§ Problem to solve: Write out every entry exactly as it stands.

§ Recorded information:
▼▼▼

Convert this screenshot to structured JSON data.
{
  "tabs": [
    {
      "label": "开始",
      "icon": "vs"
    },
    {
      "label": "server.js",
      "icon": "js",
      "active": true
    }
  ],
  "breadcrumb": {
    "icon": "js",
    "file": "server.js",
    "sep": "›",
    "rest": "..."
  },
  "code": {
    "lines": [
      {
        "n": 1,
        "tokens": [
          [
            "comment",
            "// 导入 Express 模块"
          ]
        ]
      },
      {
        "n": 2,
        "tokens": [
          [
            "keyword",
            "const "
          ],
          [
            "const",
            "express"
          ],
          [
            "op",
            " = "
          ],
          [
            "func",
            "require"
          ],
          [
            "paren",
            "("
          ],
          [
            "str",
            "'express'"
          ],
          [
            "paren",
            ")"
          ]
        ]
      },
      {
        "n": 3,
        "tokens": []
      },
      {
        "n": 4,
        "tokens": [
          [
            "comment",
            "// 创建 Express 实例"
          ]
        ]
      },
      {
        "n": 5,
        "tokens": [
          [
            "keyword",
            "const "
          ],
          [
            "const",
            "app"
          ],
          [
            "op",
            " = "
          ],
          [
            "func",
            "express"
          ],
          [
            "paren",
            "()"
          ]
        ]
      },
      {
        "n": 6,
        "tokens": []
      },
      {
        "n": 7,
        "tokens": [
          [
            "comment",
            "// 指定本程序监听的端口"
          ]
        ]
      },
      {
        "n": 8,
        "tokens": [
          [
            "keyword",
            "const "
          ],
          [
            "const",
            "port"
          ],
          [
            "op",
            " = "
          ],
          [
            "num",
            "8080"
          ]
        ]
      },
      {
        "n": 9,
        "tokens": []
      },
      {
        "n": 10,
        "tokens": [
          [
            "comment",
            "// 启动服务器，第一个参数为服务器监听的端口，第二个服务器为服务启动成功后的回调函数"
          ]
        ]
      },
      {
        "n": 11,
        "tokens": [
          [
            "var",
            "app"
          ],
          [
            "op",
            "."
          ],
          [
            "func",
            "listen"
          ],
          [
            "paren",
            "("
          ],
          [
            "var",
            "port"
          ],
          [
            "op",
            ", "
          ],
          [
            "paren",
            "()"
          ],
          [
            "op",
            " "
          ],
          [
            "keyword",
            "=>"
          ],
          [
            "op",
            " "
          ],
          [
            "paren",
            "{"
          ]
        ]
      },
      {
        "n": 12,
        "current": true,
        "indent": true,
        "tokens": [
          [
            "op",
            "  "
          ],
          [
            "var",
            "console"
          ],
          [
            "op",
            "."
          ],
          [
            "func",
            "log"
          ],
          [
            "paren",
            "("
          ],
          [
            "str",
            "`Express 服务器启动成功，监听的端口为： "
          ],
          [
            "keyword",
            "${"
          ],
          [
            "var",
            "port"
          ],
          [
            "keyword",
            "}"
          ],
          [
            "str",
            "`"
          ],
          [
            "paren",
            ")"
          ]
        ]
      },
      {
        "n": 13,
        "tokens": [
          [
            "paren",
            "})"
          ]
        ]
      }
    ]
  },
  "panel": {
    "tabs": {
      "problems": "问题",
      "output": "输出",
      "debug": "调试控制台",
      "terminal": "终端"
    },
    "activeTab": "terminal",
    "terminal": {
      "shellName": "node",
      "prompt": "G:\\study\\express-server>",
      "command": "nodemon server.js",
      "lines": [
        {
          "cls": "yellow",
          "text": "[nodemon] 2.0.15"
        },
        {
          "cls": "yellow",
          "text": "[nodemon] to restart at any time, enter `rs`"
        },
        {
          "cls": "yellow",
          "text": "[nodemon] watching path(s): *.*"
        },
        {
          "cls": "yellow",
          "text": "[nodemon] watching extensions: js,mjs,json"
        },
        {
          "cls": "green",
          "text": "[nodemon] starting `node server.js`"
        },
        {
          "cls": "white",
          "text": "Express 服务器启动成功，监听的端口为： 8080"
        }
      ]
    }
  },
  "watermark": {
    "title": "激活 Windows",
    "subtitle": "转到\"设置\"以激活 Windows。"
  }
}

▲▲▲

§ Answer to this exercise:
Convert this screenshot to structured JSON data.
{
  "tabs": [
    {
      "label": "开始",
      "icon": "vs"
    },
    {
      "label": "server.js",
      "icon": "js",
      "active": true
    }
  ],
  "breadcrumb": {
    "icon": "js",
    "file": "server.js",
    "sep": "›",
    "rest": "..."
  },
  "code": {
    "lines": [
      {
        "n": 1,
        "tokens": [
          [
            "comment",
            "// 导入 Express 模块"
          ]
        ]
      },
      {
        "n": 2,
        "tokens": [
          [
            "keyword",
            "const "
          ],
          [
            "const",
            "express"
          ],
          [
            "op",
            " = "
          ],
          [
            "func",
            "require"
          ],
          [
            "paren",
            "("
          ],
          [
            "str",
            "'express'"
          ],
          [
            "paren",
            ")"
          ]
        ]
      },
      {
        "n": 3,
        "tokens": []
      },
      {
        "n": 4,
        "tokens": [
          [
            "comment",
            "// 创建 Express 实例"
          ]
        ]
      },
      {
        "n": 5,
        "tokens": [
          [
            "keyword",
            "const "
          ],
          [
            "const",
            "app"
          ],
          [
            "op",
            " = "
          ],
          [
            "func",
            "express"
          ],
          [
            "paren",
            "()"
          ]
        ]
      },
      {
        "n": 6,
        "tokens": []
      },
      {
        "n": 7,
        "tokens": [
          [
            "comment",
            "// 指定本程序监听的端口"
          ]
        ]
      },
      {
        "n": 8,
        "tokens": [
          [
            "keyword",
            "const "
          ],
          [
            "const",
            "port"
          ],
          [
            "op",
            " = "
          ],
          [
            "num",
            "8080"
          ]
        ]
      },
      {
        "n": 9,
        "tokens": []
      },
      {
        "n": 10,
        "tokens": [
          [
            "comment",
            "// 启动服务器，第一个参数为服务器监听的端口，第二个服务器为服务启动成功后的回调函数"
          ]
        ]
      },
      {
        "n": 11,
        "tokens": [
          [
            "var",
            "app"
          ],
          [
            "op",
            "."
          ],
          [
            "func",
            "listen"
          ],
          [
            "paren",
            "("
          ],
          [
            "var",
            "port"
          ],
          [
            "op",
            ", "
          ],
          [
            "paren",
            "()"
          ],
          [
            "op",
            " "
          ],
          [
            "keyword",
            "=>"
          ],
          [
            "op",
            " "
          ],
          [
            "paren",
            "{"
          ]
        ]
      },
      {
        "n": 12,
        "current": true,
        "indent": true,
        "tokens": [
          [
            "op",
            "  "
          ],
          [
            "var",
            "console"
          ],
          [
            "op",
            "."
          ],
          [
            "func",
            "log"
          ],
          [
            "paren",
            "("
          ],
          [
            "str",
            "`Express 服务器启动成功，监听的端口为： "
          ],
          [
            "keyword",
            "${"
          ],
          [
            "var",
            "port"
          ],
          [
            "keyword",
            "}"
          ],
          [
            "str",
            "`"
          ],
          [
            "paren",
            ")"
          ]
        ]
      },
      {
        "n": 13,
        "tokens": [
          [
            "paren",
            "})"
          ]
        ]
      }
    ]
  },
  "panel": {
    "tabs": {
      "problems": "问题",
      "output": "输出",
      "debug": "调试控制台",
      "terminal": "终端"
    },
    "activeTab": "terminal",
    "terminal": {
      "shellName": "node",
      "prompt": "G:\\study\\express-server>",
      "command": "nodemon server.js",
      "lines": [
        {
          "cls": "yellow",
          "text": "[nodemon] 2.0.15"
        },
        {
          "cls": "yellow",
          "text": "[nodemon] to restart at any time, enter `rs`"
        },
        {
          "cls": "yellow",
          "text": "[nodemon] watching path(s): *.*"
        },
        {
          "cls": "yellow",
          "text": "[nodemon] watching extensions: js,mjs,json"
        },
        {
          "cls": "green",
          "text": "[nodemon] starting `node server.js`"
        },
        {
          "cls": "white",
          "text": "Express 服务器启动成功，监听的端口为： 8080"
        }
      ]
    }
  },
  "watermark": {
    "title": "激活 Windows",
    "subtitle": "转到\"设置\"以激活 Windows。"
  }
}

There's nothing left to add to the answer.